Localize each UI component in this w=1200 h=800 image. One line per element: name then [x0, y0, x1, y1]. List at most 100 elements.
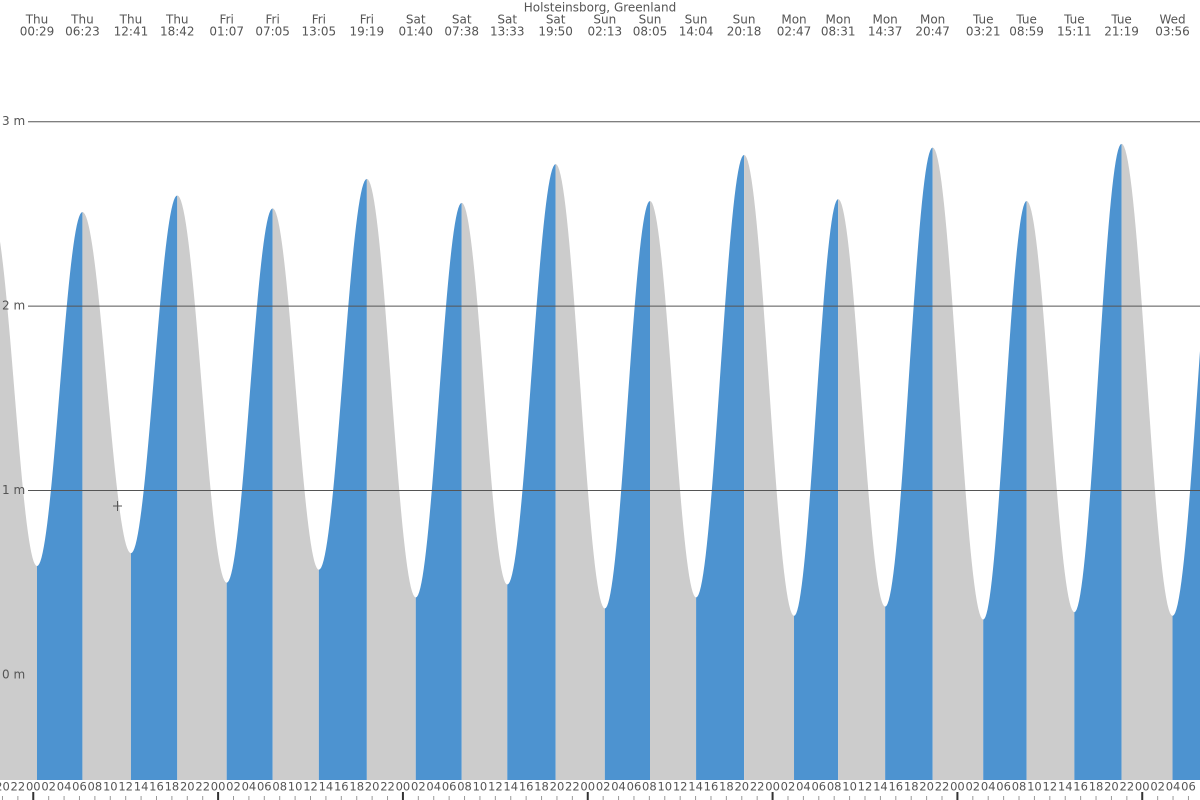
x-tick-label: 10: [1027, 780, 1042, 794]
chart-title: Holsteinsborg, Greenland: [524, 1, 676, 15]
x-tick-label: 00: [26, 780, 41, 794]
x-tick-label: 00: [1135, 780, 1150, 794]
falling-tide: [366, 178, 416, 780]
falling-tide: [82, 212, 131, 780]
falling-tide: [1121, 143, 1173, 780]
extreme-day: Sun: [639, 13, 662, 27]
x-tick-label: 02: [965, 780, 980, 794]
x-tick-label: 20: [365, 780, 380, 794]
x-tick-label: 08: [1012, 780, 1027, 794]
x-tick-label: 12: [303, 780, 318, 794]
x-tick-label: 06: [996, 780, 1011, 794]
extreme-time: 00:29: [20, 25, 55, 39]
x-tick-label: 02: [781, 780, 796, 794]
x-tick-label: 14: [503, 780, 518, 794]
x-tick-label: 16: [704, 780, 719, 794]
falling-tide: [177, 195, 227, 780]
x-tick-label: 18: [904, 780, 919, 794]
falling-tide: [932, 147, 984, 780]
falling-tide: [0, 241, 37, 780]
x-tick-label: 18: [719, 780, 734, 794]
x-tick-label: 12: [488, 780, 503, 794]
extreme-time: 14:37: [868, 25, 903, 39]
extreme-time: 14:04: [679, 25, 714, 39]
extreme-day: Tue: [1110, 13, 1132, 27]
y-tick-label: 1 m: [2, 483, 25, 497]
x-tick-label: 20: [0, 780, 10, 794]
extreme-day: Fri: [220, 13, 234, 27]
extreme-day: Sat: [452, 13, 472, 27]
rising-tide: [1074, 143, 1122, 780]
extreme-day: Sat: [406, 13, 426, 27]
x-tick-label: 12: [858, 780, 873, 794]
extreme-time: 06:23: [65, 25, 100, 39]
rising-tide: [1172, 350, 1200, 780]
x-tick-label: 04: [57, 780, 72, 794]
y-tick-label: 3 m: [2, 114, 25, 128]
x-tick-label: 10: [288, 780, 303, 794]
x-tick-label: 06: [1181, 780, 1196, 794]
x-tick-label: 12: [1043, 780, 1058, 794]
extreme-time: 08:31: [821, 25, 856, 39]
x-tick-label: 06: [811, 780, 826, 794]
x-tick-label: 06: [257, 780, 272, 794]
x-tick-label: 02: [596, 780, 611, 794]
x-tick-label: 18: [349, 780, 364, 794]
cursor: [113, 501, 122, 511]
x-tick-label: 18: [534, 780, 549, 794]
extreme-time: 02:13: [588, 25, 623, 39]
extreme-time: 01:07: [209, 25, 244, 39]
x-tick-label: 16: [888, 780, 903, 794]
extreme-day: Fri: [265, 13, 279, 27]
extreme-time: 02:47: [777, 25, 812, 39]
x-tick-label: 04: [426, 780, 441, 794]
x-tick-label: 22: [11, 780, 26, 794]
extreme-time: 13:33: [490, 25, 525, 39]
x-tick-label: 22: [195, 780, 210, 794]
falling-tide: [272, 208, 319, 780]
x-tick-label: 18: [1089, 780, 1104, 794]
x-tick-label: 22: [1120, 780, 1135, 794]
extreme-time: 07:38: [444, 25, 479, 39]
y-tick-label: 2 m: [2, 299, 25, 313]
extreme-time: 12:41: [114, 25, 149, 39]
x-tick-label: 20: [1104, 780, 1119, 794]
falling-tide: [461, 202, 508, 781]
falling-tide: [838, 199, 886, 780]
extreme-day: Sun: [685, 13, 708, 27]
x-tick-label: 08: [272, 780, 287, 794]
extreme-time: 03:21: [966, 25, 1001, 39]
x-axis-strip: [0, 780, 1200, 800]
extreme-time: 08:59: [1009, 25, 1044, 39]
x-tick-label: 02: [41, 780, 56, 794]
x-tick-label: 10: [473, 780, 488, 794]
extreme-day: Fri: [360, 13, 374, 27]
x-tick-label: 06: [627, 780, 642, 794]
rising-tide: [318, 178, 367, 780]
rising-tide: [507, 164, 556, 781]
x-tick-label: 20: [919, 780, 934, 794]
x-tick-label: 00: [396, 780, 411, 794]
x-tick-label: 16: [1073, 780, 1088, 794]
x-tick-label: 16: [519, 780, 534, 794]
x-tick-label: 12: [673, 780, 688, 794]
extreme-time: 07:05: [255, 25, 290, 39]
extreme-day: Sun: [593, 13, 616, 27]
rising-tide: [415, 202, 462, 781]
x-tick-label: 22: [565, 780, 580, 794]
extreme-day: Tue: [1063, 13, 1085, 27]
extreme-day: Thu: [70, 13, 94, 27]
falling-tide: [744, 154, 795, 780]
x-tick-label: 00: [211, 780, 226, 794]
x-tick-label: 02: [1150, 780, 1165, 794]
extreme-day: Thu: [165, 13, 189, 27]
x-tick-label: 16: [334, 780, 349, 794]
x-tick-label: 06: [72, 780, 87, 794]
x-tick-label: 00: [950, 780, 965, 794]
x-tick-label: 00: [765, 780, 780, 794]
rising-tide: [794, 199, 839, 780]
rising-tide: [130, 195, 178, 780]
x-tick-label: 08: [457, 780, 472, 794]
x-tick-label: 08: [88, 780, 103, 794]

- [SET EXERCISE] Please render the lines above as a JSON list of strings, one string per line, skipping any blank lines. Leave the pictures out.

- [SOLUTION BELOW]
[
  "Localize each UI component in this w=1200 h=800 image. One line per element: name then [x0, y0, x1, y1]. List at most 100 elements.",
  "x-tick-label: 10: [1027, 780, 1042, 794]",
  "chart-title: Holsteinsborg, Greenland: [524, 1, 676, 15]",
  "x-tick-label: 00: [26, 780, 41, 794]",
  "x-tick-label: 00: [1135, 780, 1150, 794]",
  "falling-tide: [366, 178, 416, 780]",
  "falling-tide: [82, 212, 131, 780]",
  "falling-tide: [1121, 143, 1173, 780]",
  "extreme-day: Sun: [639, 13, 662, 27]",
  "x-tick-label: 02: [965, 780, 980, 794]",
  "x-tick-label: 20: [365, 780, 380, 794]",
  "x-tick-label: 08: [1012, 780, 1027, 794]",
  "x-tick-label: 12: [303, 780, 318, 794]",
  "x-tick-label: 06: [996, 780, 1011, 794]",
  "extreme-time: 00:29: [20, 25, 55, 39]",
  "x-tick-label: 02: [781, 780, 796, 794]",
  "x-tick-label: 14: [503, 780, 518, 794]",
  "x-tick-label: 16: [704, 780, 719, 794]",
  "falling-tide: [177, 195, 227, 780]",
  "x-tick-label: 18: [904, 780, 919, 794]",
  "falling-tide: [932, 147, 984, 780]",
  "falling-tide: [0, 241, 37, 780]",
  "x-tick-label: 18: [719, 780, 734, 794]",
  "x-tick-label: 12: [488, 780, 503, 794]",
  "extreme-time: 14:37: [868, 25, 903, 39]",
  "extreme-time: 14:04: [679, 25, 714, 39]",
  "extreme-day: Tue: [1110, 13, 1132, 27]",
  "y-tick-label: 1 m: [2, 483, 25, 497]",
  "x-tick-label: 20: [0, 780, 10, 794]",
  "extreme-day: Fri: [220, 13, 234, 27]",
  "extreme-day: Sat: [452, 13, 472, 27]",
  "rising-tide: [1074, 143, 1122, 780]",
  "extreme-day: Sat: [406, 13, 426, 27]",
  "x-tick-label: 12: [858, 780, 873, 794]",
  "extreme-time: 06:23: [65, 25, 100, 39]",
  "rising-tide: [1172, 350, 1200, 780]",
  "x-tick-label: 04: [57, 780, 72, 794]",
  "y-tick-label: 3 m: [2, 114, 25, 128]",
  "x-tick-label: 10: [288, 780, 303, 794]",
  "x-tick-label: 06: [1181, 780, 1196, 794]",
  "x-tick-label: 12: [1043, 780, 1058, 794]",
  "extreme-time: 08:31: [821, 25, 856, 39]",
  "x-tick-label: 06: [811, 780, 826, 794]",
  "x-tick-label: 06: [257, 780, 272, 794]",
  "x-tick-label: 02: [596, 780, 611, 794]",
  "x-tick-label: 18: [349, 780, 364, 794]",
  "cursor: [113, 501, 122, 511]",
  "x-tick-label: 18: [534, 780, 549, 794]",
  "extreme-time: 02:13: [588, 25, 623, 39]",
  "extreme-time: 01:07: [209, 25, 244, 39]",
  "x-tick-label: 16: [888, 780, 903, 794]",
  "extreme-day: Fri: [265, 13, 279, 27]",
  "extreme-time: 02:47: [777, 25, 812, 39]",
  "x-tick-label: 04: [426, 780, 441, 794]",
  "x-tick-label: 22: [11, 780, 26, 794]",
  "extreme-time: 13:33: [490, 25, 525, 39]",
  "x-tick-label: 22: [195, 780, 210, 794]",
  "falling-tide: [272, 208, 319, 780]",
  "x-tick-label: 18: [1089, 780, 1104, 794]",
  "x-tick-label: 22: [1120, 780, 1135, 794]",
  "extreme-time: 07:38: [444, 25, 479, 39]",
  "y-tick-label: 2 m: [2, 299, 25, 313]",
  "extreme-time: 12:41: [114, 25, 149, 39]",
  "x-tick-label: 20: [1104, 780, 1119, 794]",
  "falling-tide: [461, 202, 508, 781]",
  "falling-tide: [838, 199, 886, 780]",
  "extreme-day: Sun: [685, 13, 708, 27]",
  "x-tick-label: 08: [272, 780, 287, 794]",
  "extreme-time: 03:21: [966, 25, 1001, 39]",
  "x-axis-strip: [0, 780, 1200, 800]",
  "extreme-time: 08:59: [1009, 25, 1044, 39]",
  "x-tick-label: 02: [41, 780, 56, 794]",
  "x-tick-label: 10: [473, 780, 488, 794]",
  "extreme-day: Fri: [360, 13, 374, 27]",
  "x-tick-label: 06: [627, 780, 642, 794]",
  "rising-tide: [318, 178, 367, 780]",
  "rising-tide: [507, 164, 556, 781]",
  "x-tick-label: 20: [919, 780, 934, 794]",
  "x-tick-label: 00: [396, 780, 411, 794]",
  "x-tick-label: 16: [1073, 780, 1088, 794]",
  "x-tick-label: 16: [519, 780, 534, 794]",
  "x-tick-label: 12: [673, 780, 688, 794]",
  "extreme-time: 07:05: [255, 25, 290, 39]",
  "extreme-day: Sun: [593, 13, 616, 27]",
  "rising-tide: [415, 202, 462, 781]",
  "x-tick-label: 22: [565, 780, 580, 794]",
  "extreme-day: Tue: [1063, 13, 1085, 27]",
  "extreme-day: Thu: [70, 13, 94, 27]",
  "falling-tide: [744, 154, 795, 780]",
  "x-tick-label: 00: [211, 780, 226, 794]",
  "x-tick-label: 02: [1150, 780, 1165, 794]",
  "extreme-day: Thu: [165, 13, 189, 27]",
  "x-tick-label: 16: [334, 780, 349, 794]",
  "x-tick-label: 06: [72, 780, 87, 794]",
  "x-tick-label: 00: [950, 780, 965, 794]",
  "x-tick-label: 00: [765, 780, 780, 794]",
  "rising-tide: [794, 199, 839, 780]",
  "rising-tide: [130, 195, 178, 780]",
  "x-tick-label: 08: [457, 780, 472, 794]",
  "x-tick-label: 08: [88, 780, 103, 794]"
]